◆ Work to do: Where a line contains the string "слева", copy that line.

◆ Provided records:
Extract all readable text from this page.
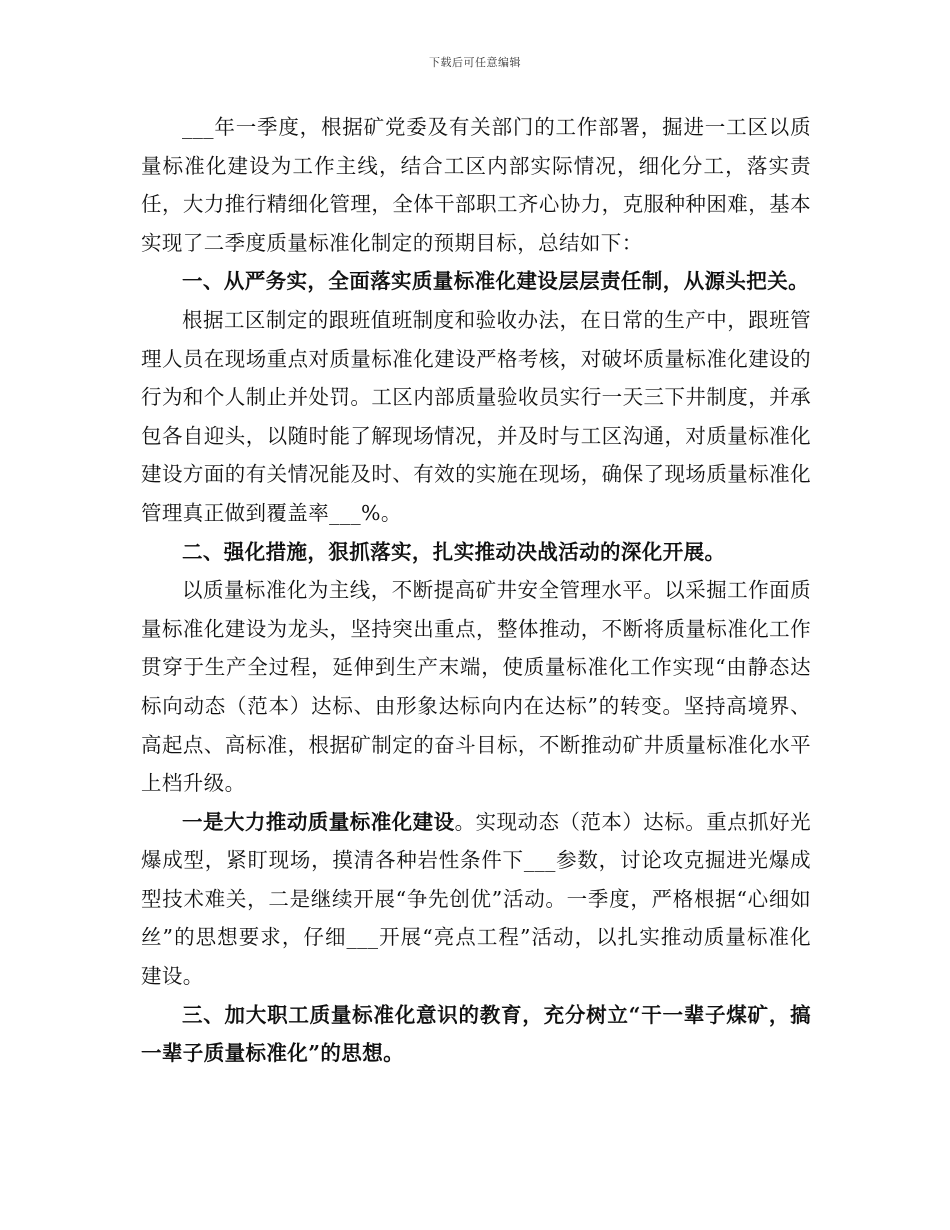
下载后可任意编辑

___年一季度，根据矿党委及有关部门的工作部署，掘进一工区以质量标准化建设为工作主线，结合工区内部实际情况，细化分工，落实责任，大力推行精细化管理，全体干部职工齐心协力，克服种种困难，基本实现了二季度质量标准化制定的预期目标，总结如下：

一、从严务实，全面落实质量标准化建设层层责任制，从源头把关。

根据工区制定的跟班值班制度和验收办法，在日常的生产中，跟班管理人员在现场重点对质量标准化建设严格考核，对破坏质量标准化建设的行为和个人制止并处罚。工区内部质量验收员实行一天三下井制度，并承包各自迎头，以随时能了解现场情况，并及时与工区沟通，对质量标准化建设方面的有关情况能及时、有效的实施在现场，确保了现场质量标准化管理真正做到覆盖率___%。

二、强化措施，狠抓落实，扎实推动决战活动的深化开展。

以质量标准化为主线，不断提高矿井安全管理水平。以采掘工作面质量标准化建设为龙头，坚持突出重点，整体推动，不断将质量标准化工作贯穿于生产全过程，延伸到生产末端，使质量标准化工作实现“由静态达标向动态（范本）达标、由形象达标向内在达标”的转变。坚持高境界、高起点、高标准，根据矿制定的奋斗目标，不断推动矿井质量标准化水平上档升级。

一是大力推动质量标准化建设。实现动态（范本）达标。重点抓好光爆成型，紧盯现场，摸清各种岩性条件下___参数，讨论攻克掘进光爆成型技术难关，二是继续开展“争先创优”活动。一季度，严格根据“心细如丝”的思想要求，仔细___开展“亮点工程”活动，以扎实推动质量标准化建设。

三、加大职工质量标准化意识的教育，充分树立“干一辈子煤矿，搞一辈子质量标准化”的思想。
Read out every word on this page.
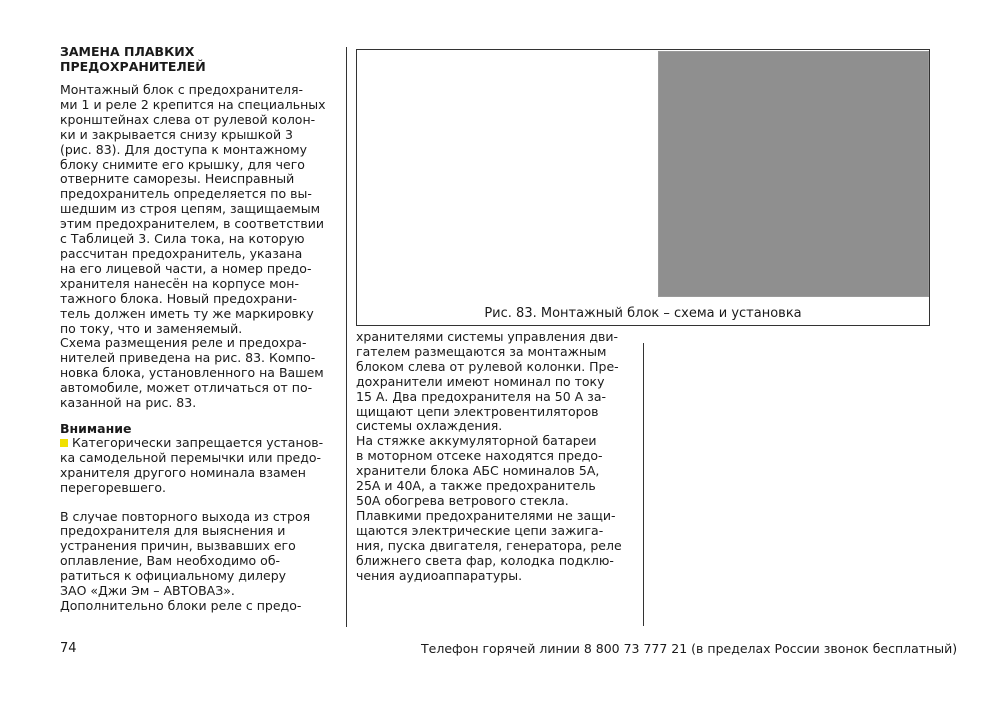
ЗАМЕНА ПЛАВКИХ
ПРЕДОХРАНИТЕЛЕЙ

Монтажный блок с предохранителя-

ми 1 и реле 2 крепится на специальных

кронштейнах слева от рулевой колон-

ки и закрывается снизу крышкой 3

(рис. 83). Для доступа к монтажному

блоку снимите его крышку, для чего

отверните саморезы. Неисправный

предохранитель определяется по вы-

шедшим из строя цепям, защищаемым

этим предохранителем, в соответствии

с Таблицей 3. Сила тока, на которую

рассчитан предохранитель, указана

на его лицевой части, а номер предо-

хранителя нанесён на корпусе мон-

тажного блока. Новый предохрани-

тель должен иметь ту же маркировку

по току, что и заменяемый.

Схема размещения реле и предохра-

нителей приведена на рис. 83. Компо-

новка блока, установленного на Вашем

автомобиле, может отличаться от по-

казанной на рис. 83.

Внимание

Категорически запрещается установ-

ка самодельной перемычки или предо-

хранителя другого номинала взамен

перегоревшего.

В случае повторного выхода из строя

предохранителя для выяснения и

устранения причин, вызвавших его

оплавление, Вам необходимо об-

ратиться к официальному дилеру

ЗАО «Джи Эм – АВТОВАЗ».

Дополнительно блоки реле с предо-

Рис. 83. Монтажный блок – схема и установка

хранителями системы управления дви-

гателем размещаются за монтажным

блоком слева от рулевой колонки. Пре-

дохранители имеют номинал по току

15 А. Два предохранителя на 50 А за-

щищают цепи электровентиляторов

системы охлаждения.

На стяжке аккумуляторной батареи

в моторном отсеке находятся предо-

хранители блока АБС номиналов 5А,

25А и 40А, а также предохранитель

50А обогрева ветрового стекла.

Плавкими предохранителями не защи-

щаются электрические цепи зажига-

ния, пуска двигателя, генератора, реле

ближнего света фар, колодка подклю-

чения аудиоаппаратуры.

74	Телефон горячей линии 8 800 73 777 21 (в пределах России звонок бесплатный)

◆ The completed task:
кронштейнах слева от рулевой колон-
блоком слева от рулевой колонки. Пре-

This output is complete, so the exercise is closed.